◆ **Input rows**:
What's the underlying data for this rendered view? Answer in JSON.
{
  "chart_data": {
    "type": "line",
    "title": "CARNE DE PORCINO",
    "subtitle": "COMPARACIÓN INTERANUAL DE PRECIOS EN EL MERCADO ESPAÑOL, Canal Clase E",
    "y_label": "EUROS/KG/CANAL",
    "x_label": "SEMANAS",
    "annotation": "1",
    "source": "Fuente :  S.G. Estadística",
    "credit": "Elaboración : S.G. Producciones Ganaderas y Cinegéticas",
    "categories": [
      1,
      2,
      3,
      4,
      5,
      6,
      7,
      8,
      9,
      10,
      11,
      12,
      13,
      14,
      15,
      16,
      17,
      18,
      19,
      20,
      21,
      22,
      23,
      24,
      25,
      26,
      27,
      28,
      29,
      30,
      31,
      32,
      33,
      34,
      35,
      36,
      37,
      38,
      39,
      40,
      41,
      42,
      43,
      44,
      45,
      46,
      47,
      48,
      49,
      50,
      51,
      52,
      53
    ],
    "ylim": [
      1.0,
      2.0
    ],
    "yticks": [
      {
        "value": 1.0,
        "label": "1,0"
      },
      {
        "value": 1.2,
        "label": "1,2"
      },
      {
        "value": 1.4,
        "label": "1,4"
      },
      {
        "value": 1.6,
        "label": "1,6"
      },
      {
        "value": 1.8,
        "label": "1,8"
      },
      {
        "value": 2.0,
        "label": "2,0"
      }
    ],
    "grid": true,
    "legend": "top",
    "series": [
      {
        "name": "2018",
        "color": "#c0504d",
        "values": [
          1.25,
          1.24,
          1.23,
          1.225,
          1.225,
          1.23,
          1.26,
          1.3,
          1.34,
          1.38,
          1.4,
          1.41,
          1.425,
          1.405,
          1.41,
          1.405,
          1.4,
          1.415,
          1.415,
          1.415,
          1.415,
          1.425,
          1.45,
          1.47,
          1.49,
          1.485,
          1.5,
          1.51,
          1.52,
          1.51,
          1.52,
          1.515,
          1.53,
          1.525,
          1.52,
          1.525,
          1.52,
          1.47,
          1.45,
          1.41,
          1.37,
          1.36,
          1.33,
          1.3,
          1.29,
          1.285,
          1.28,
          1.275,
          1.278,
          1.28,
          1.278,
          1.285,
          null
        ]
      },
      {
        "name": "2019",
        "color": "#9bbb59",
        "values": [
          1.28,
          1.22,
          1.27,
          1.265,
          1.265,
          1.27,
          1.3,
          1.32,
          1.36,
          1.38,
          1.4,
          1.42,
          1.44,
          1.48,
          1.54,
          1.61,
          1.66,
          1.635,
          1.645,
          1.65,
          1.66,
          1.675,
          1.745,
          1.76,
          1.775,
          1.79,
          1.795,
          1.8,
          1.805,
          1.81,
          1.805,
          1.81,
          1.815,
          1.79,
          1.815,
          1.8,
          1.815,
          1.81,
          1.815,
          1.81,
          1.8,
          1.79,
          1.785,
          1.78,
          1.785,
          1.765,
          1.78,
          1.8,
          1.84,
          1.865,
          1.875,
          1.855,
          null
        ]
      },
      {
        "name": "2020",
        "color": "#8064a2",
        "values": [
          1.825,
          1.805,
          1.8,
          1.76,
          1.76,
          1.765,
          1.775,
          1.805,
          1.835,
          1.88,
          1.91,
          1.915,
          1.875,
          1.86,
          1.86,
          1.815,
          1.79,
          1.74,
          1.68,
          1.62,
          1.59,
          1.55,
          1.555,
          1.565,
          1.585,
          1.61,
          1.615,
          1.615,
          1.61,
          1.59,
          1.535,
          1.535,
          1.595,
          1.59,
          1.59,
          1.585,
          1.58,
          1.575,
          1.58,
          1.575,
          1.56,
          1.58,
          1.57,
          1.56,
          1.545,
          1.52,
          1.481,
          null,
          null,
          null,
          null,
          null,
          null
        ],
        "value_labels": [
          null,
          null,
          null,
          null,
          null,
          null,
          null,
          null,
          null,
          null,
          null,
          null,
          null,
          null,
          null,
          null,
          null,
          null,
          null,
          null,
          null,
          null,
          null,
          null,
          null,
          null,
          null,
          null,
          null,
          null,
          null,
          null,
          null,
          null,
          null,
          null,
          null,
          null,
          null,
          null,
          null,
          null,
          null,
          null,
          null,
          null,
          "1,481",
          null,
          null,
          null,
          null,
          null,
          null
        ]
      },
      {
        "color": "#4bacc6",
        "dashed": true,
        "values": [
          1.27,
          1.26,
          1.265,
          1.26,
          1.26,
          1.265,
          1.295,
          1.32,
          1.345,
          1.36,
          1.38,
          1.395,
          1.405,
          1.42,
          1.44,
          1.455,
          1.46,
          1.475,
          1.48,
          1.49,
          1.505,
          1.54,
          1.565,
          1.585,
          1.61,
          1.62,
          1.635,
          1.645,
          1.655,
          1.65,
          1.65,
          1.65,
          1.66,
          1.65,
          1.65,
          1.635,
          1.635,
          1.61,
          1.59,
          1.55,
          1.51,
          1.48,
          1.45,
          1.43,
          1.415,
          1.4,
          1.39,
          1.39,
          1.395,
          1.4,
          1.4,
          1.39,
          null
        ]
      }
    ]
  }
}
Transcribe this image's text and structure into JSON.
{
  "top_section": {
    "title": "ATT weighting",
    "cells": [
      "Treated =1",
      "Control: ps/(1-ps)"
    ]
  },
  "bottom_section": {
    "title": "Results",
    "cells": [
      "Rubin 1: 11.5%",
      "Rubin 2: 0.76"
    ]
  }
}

◆ **Given problem**: Without leaving anything out, give the entries again exactly.

◆ **Full solution**:
What's the underlying data for this rendered view? Answer in JSON.
{
  "chart_data": {
    "type": "line",
    "title": "CARNE DE PORCINO",
    "subtitle": "COMPARACIÓN INTERANUAL DE PRECIOS EN EL MERCADO ESPAÑOL, Canal Clase E",
    "y_label": "EUROS/KG/CANAL",
    "x_label": "SEMANAS",
    "annotation": "1",
    "source": "Fuente :  S.G. Estadística",
    "credit": "Elaboración : S.G. Producciones Ganaderas y Cinegéticas",
    "categories": [
      1,
      2,
      3,
      4,
      5,
      6,
      7,
      8,
      9,
      10,
      11,
      12,
      13,
      14,
      15,
      16,
      17,
      18,
      19,
      20,
      21,
      22,
      23,
      24,
      25,
      26,
      27,
      28,
      29,
      30,
      31,
      32,
      33,
      34,
      35,
      36,
      37,
      38,
      39,
      40,
      41,
      42,
      43,
      44,
      45,
      46,
      47,
      48,
      49,
      50,
      51,
      52,
      53
    ],
    "ylim": [
      1.0,
      2.0
    ],
    "yticks": [
      {
        "value": 1.0,
        "label": "1,0"
      },
      {
        "value": 1.2,
        "label": "1,2"
      },
      {
        "value": 1.4,
        "label": "1,4"
      },
      {
        "value": 1.6,
        "label": "1,6"
      },
      {
        "value": 1.8,
        "label": "1,8"
      },
      {
        "value": 2.0,
        "label": "2,0"
      }
    ],
    "grid": true,
    "legend": "top",
    "series": [
      {
        "name": "2018",
        "color": "#c0504d",
        "values": [
          1.25,
          1.24,
          1.23,
          1.225,
          1.225,
          1.23,
          1.26,
          1.3,
          1.34,
          1.38,
          1.4,
          1.41,
          1.425,
          1.405,
          1.41,
          1.405,
          1.4,
          1.415,
          1.415,
          1.415,
          1.415,
          1.425,
          1.45,
          1.47,
          1.49,
          1.485,
          1.5,
          1.51,
          1.52,
          1.51,
          1.52,
          1.515,
          1.53,
          1.525,
          1.52,
          1.525,
          1.52,
          1.47,
          1.45,
          1.41,
          1.37,
          1.36,
          1.33,
          1.3,
          1.29,
          1.285,
          1.28,
          1.275,
          1.278,
          1.28,
          1.278,
          1.285,
          null
        ]
      },
      {
        "name": "2019",
        "color": "#9bbb59",
        "values": [
          1.28,
          1.22,
          1.27,
          1.265,
          1.265,
          1.27,
          1.3,
          1.32,
          1.36,
          1.38,
          1.4,
          1.42,
          1.44,
          1.48,
          1.54,
          1.61,
          1.66,
          1.635,
          1.645,
          1.65,
          1.66,
          1.675,
          1.745,
          1.76,
          1.775,
          1.79,
          1.795,
          1.8,
          1.805,
          1.81,
          1.805,
          1.81,
          1.815,
          1.79,
          1.815,
          1.8,
          1.815,
          1.81,
          1.815,
          1.81,
          1.8,
          1.79,
          1.785,
          1.78,
          1.785,
          1.765,
          1.78,
          1.8,
          1.84,
          1.865,
          1.875,
          1.855,
          null
        ]
      },
      {
        "name": "2020",
        "color": "#8064a2",
        "values": [
          1.825,
          1.805,
          1.8,
          1.76,
          1.76,
          1.765,
          1.775,
          1.805,
          1.835,
          1.88,
          1.91,
          1.915,
          1.875,
          1.86,
          1.86,
          1.815,
          1.79,
          1.74,
          1.68,
          1.62,
          1.59,
          1.55,
          1.555,
          1.565,
          1.585,
          1.61,
          1.615,
          1.615,
          1.61,
          1.59,
          1.535,
          1.535,
          1.595,
          1.59,
          1.59,
          1.585,
          1.58,
          1.575,
          1.58,
          1.575,
          1.56,
          1.58,
          1.57,
          1.56,
          1.545,
          1.52,
          1.481,
          null,
          null,
          null,
          null,
          null,
          null
        ],
        "value_labels": [
          null,
          null,
          null,
          null,
          null,
          null,
          null,
          null,
          null,
          null,
          null,
          null,
          null,
          null,
          null,
          null,
          null,
          null,
          null,
          null,
          null,
          null,
          null,
          null,
          null,
          null,
          null,
          null,
          null,
          null,
          null,
          null,
          null,
          null,
          null,
          null,
          null,
          null,
          null,
          null,
          null,
          null,
          null,
          null,
          null,
          null,
          "1,481",
          null,
          null,
          null,
          null,
          null,
          null
        ]
      },
      {
        "color": "#4bacc6",
        "dashed": true,
        "values": [
          1.27,
          1.26,
          1.265,
          1.26,
          1.26,
          1.265,
          1.295,
          1.32,
          1.345,
          1.36,
          1.38,
          1.395,
          1.405,
          1.42,
          1.44,
          1.455,
          1.46,
          1.475,
          1.48,
          1.49,
          1.505,
          1.54,
          1.565,
          1.585,
          1.61,
          1.62,
          1.635,
          1.645,
          1.655,
          1.65,
          1.65,
          1.65,
          1.66,
          1.65,
          1.65,
          1.635,
          1.635,
          1.61,
          1.59,
          1.55,
          1.51,
          1.48,
          1.45,
          1.43,
          1.415,
          1.4,
          1.39,
          1.39,
          1.395,
          1.4,
          1.4,
          1.39,
          null
        ]
      }
    ]
  }
}
Transcribe this image's text and structure into JSON.
{
  "top_section": {
    "title": "ATT weighting",
    "cells": [
      "Treated =1",
      "Control: ps/(1-ps)"
    ]
  },
  "bottom_section": {
    "title": "Results",
    "cells": [
      "Rubin 1: 11.5%",
      "Rubin 2: 0.76"
    ]
  }
}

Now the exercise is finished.